*Work instructions:*
Pictures are not part of the copy; repeat everything else in the records exactly.

*Stored entries:*
● ● ●
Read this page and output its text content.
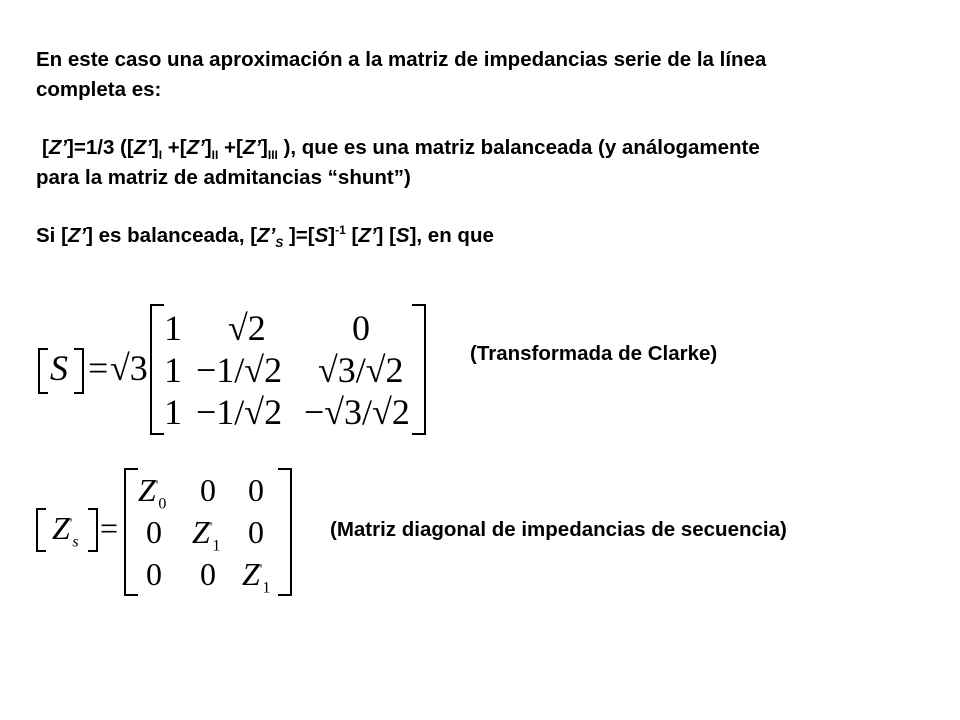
En este caso una aproximación a la matriz de impedancias serie de la línea
completa es:
[Z’]=1/3 ($[Z’]_I$ $+[Z’]_{II}$ $+[Z’]_{III}$ ), que es una matriz balanceada (y análogamente
para la matriz de admitancias “shunt”)
Si [Z’] es balanceada, [$Z’_S$ ]$=[S]^{-1}$ [Z’] [S], en que
S = √3
1 √2 0
1 −1/√2 √3/√2
1 −1/√2 −√3/√2
(Transformada de Clarke)
$Z'_s$ =
$Z'_0$ 0 0
0 $Z'_1$ 0
0 0 $Z'_1$
(Matriz diagonal de impedancias de secuencia)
● ● ●
*Reply to the task:*
Read this page and output its text content.
En este caso una aproximación a la matriz de impedancias serie de la línea
completa es:
[Z’]=1/3 ($[Z’]_I$ $+[Z’]_{II}$ $+[Z’]_{III}$ ), que es una matriz balanceada (y análogamente
para la matriz de admitancias “shunt”)
Si [Z’] es balanceada, [$Z’_S$ ]$=[S]^{-1}$ [Z’] [S], en que
S = √3
1 √2 0
1 −1/√2 √3/√2
1 −1/√2 −√3/√2
(Transformada de Clarke)
$Z'_s$ =
$Z'_0$ 0 0
0 $Z'_1$ 0
0 0 $Z'_1$
(Matriz diagonal de impedancias de secuencia)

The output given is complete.